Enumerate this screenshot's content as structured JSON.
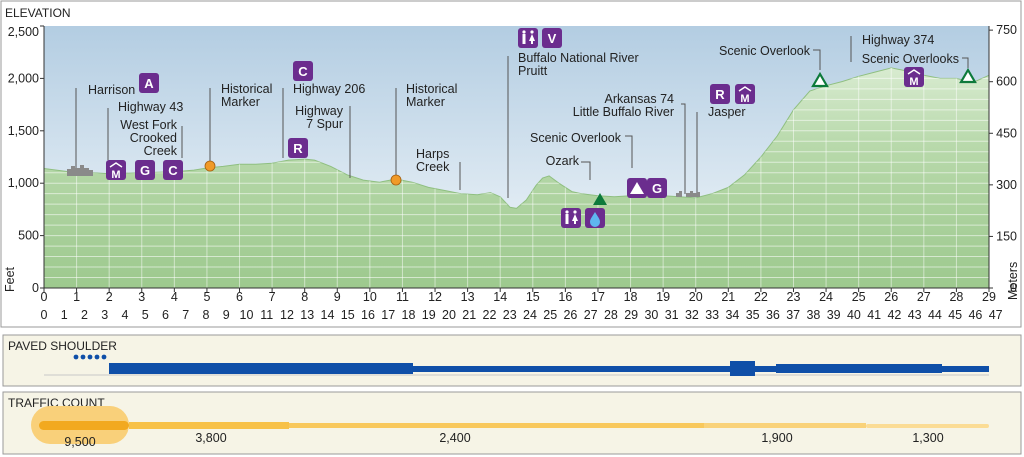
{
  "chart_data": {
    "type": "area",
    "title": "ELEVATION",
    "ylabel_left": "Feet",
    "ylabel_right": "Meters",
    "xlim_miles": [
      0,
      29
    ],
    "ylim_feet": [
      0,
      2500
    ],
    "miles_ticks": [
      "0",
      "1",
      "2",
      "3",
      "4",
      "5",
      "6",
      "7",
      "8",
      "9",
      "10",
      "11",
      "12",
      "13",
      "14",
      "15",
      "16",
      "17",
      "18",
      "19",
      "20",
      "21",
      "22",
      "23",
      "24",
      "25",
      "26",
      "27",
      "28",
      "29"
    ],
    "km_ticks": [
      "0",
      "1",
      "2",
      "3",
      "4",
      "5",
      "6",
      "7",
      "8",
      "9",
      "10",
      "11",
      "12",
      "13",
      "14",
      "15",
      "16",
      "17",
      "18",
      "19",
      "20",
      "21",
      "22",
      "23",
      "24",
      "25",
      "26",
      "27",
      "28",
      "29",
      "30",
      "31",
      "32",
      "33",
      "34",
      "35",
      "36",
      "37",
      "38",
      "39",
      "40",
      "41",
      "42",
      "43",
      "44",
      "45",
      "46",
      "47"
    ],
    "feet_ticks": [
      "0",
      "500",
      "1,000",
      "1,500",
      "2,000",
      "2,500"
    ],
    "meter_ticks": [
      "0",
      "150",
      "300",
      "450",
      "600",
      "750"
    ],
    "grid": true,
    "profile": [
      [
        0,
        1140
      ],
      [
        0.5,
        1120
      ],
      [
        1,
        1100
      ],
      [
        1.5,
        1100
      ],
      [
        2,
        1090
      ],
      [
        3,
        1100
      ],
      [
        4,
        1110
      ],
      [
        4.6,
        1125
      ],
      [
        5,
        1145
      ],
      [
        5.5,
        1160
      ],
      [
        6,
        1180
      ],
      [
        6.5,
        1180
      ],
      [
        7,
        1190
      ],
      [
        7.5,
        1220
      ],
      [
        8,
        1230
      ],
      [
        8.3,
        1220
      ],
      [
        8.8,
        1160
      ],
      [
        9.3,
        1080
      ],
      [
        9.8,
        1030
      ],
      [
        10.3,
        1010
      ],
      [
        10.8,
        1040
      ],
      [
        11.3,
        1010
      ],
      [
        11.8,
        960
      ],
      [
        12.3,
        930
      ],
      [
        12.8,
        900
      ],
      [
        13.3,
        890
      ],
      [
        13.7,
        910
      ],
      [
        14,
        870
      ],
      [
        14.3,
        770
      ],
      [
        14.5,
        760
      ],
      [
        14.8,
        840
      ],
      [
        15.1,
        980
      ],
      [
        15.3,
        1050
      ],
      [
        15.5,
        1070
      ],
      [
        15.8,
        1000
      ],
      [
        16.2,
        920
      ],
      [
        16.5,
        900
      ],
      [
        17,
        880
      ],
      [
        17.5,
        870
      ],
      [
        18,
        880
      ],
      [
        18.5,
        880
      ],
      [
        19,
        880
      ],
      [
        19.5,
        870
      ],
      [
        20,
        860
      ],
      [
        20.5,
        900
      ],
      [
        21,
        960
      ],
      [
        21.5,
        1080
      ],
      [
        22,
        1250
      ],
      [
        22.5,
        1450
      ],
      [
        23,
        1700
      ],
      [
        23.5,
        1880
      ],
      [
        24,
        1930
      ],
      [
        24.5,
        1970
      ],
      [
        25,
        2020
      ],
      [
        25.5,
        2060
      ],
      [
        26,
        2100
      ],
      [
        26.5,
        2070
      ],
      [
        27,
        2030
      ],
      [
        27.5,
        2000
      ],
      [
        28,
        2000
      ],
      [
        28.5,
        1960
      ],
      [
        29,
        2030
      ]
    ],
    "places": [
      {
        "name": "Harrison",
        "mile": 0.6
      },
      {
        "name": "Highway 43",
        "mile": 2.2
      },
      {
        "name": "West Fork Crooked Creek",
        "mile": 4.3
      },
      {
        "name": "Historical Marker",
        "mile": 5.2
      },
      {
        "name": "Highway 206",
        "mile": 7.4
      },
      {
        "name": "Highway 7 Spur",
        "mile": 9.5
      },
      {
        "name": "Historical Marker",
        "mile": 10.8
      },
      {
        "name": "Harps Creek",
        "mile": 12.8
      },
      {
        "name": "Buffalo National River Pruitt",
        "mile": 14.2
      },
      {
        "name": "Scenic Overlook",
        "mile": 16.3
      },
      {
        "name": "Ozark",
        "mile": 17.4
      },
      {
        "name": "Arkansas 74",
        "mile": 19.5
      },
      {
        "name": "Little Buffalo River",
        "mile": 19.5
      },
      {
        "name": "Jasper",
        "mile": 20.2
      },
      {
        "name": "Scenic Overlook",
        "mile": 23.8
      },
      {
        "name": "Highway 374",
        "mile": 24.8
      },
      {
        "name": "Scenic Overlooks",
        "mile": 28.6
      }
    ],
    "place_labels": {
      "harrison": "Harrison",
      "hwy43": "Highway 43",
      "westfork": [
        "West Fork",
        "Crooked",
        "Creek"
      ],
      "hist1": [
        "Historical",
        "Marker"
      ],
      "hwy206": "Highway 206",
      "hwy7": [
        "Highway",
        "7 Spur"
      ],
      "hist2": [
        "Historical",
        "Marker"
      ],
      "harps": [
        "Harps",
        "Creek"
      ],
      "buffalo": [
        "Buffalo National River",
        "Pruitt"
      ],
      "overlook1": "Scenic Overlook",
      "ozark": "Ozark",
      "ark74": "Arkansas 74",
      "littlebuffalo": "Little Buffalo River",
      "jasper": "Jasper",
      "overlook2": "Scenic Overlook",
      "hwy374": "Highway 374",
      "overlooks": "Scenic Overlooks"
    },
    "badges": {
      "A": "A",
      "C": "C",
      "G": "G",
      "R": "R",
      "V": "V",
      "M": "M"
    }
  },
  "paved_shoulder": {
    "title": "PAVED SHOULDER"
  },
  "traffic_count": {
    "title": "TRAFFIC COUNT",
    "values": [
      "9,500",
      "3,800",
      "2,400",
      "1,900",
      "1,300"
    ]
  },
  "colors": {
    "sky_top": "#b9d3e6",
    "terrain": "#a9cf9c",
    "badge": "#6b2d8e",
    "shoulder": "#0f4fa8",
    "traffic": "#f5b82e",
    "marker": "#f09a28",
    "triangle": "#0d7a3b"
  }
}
************
**PROBLEM DETAILS**: Your task is to retype all the entries exactly and leave out any pictures.

**ANSWER**:
Enumerate this screenshot's content as structured JSON.
{
  "chart_data": {
    "type": "area",
    "title": "ELEVATION",
    "ylabel_left": "Feet",
    "ylabel_right": "Meters",
    "xlim_miles": [
      0,
      29
    ],
    "ylim_feet": [
      0,
      2500
    ],
    "miles_ticks": [
      "0",
      "1",
      "2",
      "3",
      "4",
      "5",
      "6",
      "7",
      "8",
      "9",
      "10",
      "11",
      "12",
      "13",
      "14",
      "15",
      "16",
      "17",
      "18",
      "19",
      "20",
      "21",
      "22",
      "23",
      "24",
      "25",
      "26",
      "27",
      "28",
      "29"
    ],
    "km_ticks": [
      "0",
      "1",
      "2",
      "3",
      "4",
      "5",
      "6",
      "7",
      "8",
      "9",
      "10",
      "11",
      "12",
      "13",
      "14",
      "15",
      "16",
      "17",
      "18",
      "19",
      "20",
      "21",
      "22",
      "23",
      "24",
      "25",
      "26",
      "27",
      "28",
      "29",
      "30",
      "31",
      "32",
      "33",
      "34",
      "35",
      "36",
      "37",
      "38",
      "39",
      "40",
      "41",
      "42",
      "43",
      "44",
      "45",
      "46",
      "47"
    ],
    "feet_ticks": [
      "0",
      "500",
      "1,000",
      "1,500",
      "2,000",
      "2,500"
    ],
    "meter_ticks": [
      "0",
      "150",
      "300",
      "450",
      "600",
      "750"
    ],
    "grid": true,
    "profile": [
      [
        0,
        1140
      ],
      [
        0.5,
        1120
      ],
      [
        1,
        1100
      ],
      [
        1.5,
        1100
      ],
      [
        2,
        1090
      ],
      [
        3,
        1100
      ],
      [
        4,
        1110
      ],
      [
        4.6,
        1125
      ],
      [
        5,
        1145
      ],
      [
        5.5,
        1160
      ],
      [
        6,
        1180
      ],
      [
        6.5,
        1180
      ],
      [
        7,
        1190
      ],
      [
        7.5,
        1220
      ],
      [
        8,
        1230
      ],
      [
        8.3,
        1220
      ],
      [
        8.8,
        1160
      ],
      [
        9.3,
        1080
      ],
      [
        9.8,
        1030
      ],
      [
        10.3,
        1010
      ],
      [
        10.8,
        1040
      ],
      [
        11.3,
        1010
      ],
      [
        11.8,
        960
      ],
      [
        12.3,
        930
      ],
      [
        12.8,
        900
      ],
      [
        13.3,
        890
      ],
      [
        13.7,
        910
      ],
      [
        14,
        870
      ],
      [
        14.3,
        770
      ],
      [
        14.5,
        760
      ],
      [
        14.8,
        840
      ],
      [
        15.1,
        980
      ],
      [
        15.3,
        1050
      ],
      [
        15.5,
        1070
      ],
      [
        15.8,
        1000
      ],
      [
        16.2,
        920
      ],
      [
        16.5,
        900
      ],
      [
        17,
        880
      ],
      [
        17.5,
        870
      ],
      [
        18,
        880
      ],
      [
        18.5,
        880
      ],
      [
        19,
        880
      ],
      [
        19.5,
        870
      ],
      [
        20,
        860
      ],
      [
        20.5,
        900
      ],
      [
        21,
        960
      ],
      [
        21.5,
        1080
      ],
      [
        22,
        1250
      ],
      [
        22.5,
        1450
      ],
      [
        23,
        1700
      ],
      [
        23.5,
        1880
      ],
      [
        24,
        1930
      ],
      [
        24.5,
        1970
      ],
      [
        25,
        2020
      ],
      [
        25.5,
        2060
      ],
      [
        26,
        2100
      ],
      [
        26.5,
        2070
      ],
      [
        27,
        2030
      ],
      [
        27.5,
        2000
      ],
      [
        28,
        2000
      ],
      [
        28.5,
        1960
      ],
      [
        29,
        2030
      ]
    ],
    "places": [
      {
        "name": "Harrison",
        "mile": 0.6
      },
      {
        "name": "Highway 43",
        "mile": 2.2
      },
      {
        "name": "West Fork Crooked Creek",
        "mile": 4.3
      },
      {
        "name": "Historical Marker",
        "mile": 5.2
      },
      {
        "name": "Highway 206",
        "mile": 7.4
      },
      {
        "name": "Highway 7 Spur",
        "mile": 9.5
      },
      {
        "name": "Historical Marker",
        "mile": 10.8
      },
      {
        "name": "Harps Creek",
        "mile": 12.8
      },
      {
        "name": "Buffalo National River Pruitt",
        "mile": 14.2
      },
      {
        "name": "Scenic Overlook",
        "mile": 16.3
      },
      {
        "name": "Ozark",
        "mile": 17.4
      },
      {
        "name": "Arkansas 74",
        "mile": 19.5
      },
      {
        "name": "Little Buffalo River",
        "mile": 19.5
      },
      {
        "name": "Jasper",
        "mile": 20.2
      },
      {
        "name": "Scenic Overlook",
        "mile": 23.8
      },
      {
        "name": "Highway 374",
        "mile": 24.8
      },
      {
        "name": "Scenic Overlooks",
        "mile": 28.6
      }
    ],
    "place_labels": {
      "harrison": "Harrison",
      "hwy43": "Highway 43",
      "westfork": [
        "West Fork",
        "Crooked",
        "Creek"
      ],
      "hist1": [
        "Historical",
        "Marker"
      ],
      "hwy206": "Highway 206",
      "hwy7": [
        "Highway",
        "7 Spur"
      ],
      "hist2": [
        "Historical",
        "Marker"
      ],
      "harps": [
        "Harps",
        "Creek"
      ],
      "buffalo": [
        "Buffalo National River",
        "Pruitt"
      ],
      "overlook1": "Scenic Overlook",
      "ozark": "Ozark",
      "ark74": "Arkansas 74",
      "littlebuffalo": "Little Buffalo River",
      "jasper": "Jasper",
      "overlook2": "Scenic Overlook",
      "hwy374": "Highway 374",
      "overlooks": "Scenic Overlooks"
    },
    "badges": {
      "A": "A",
      "C": "C",
      "G": "G",
      "R": "R",
      "V": "V",
      "M": "M"
    }
  },
  "paved_shoulder": {
    "title": "PAVED SHOULDER"
  },
  "traffic_count": {
    "title": "TRAFFIC COUNT",
    "values": [
      "9,500",
      "3,800",
      "2,400",
      "1,900",
      "1,300"
    ]
  },
  "colors": {
    "sky_top": "#b9d3e6",
    "terrain": "#a9cf9c",
    "badge": "#6b2d8e",
    "shoulder": "#0f4fa8",
    "traffic": "#f5b82e",
    "marker": "#f09a28",
    "triangle": "#0d7a3b"
  }
}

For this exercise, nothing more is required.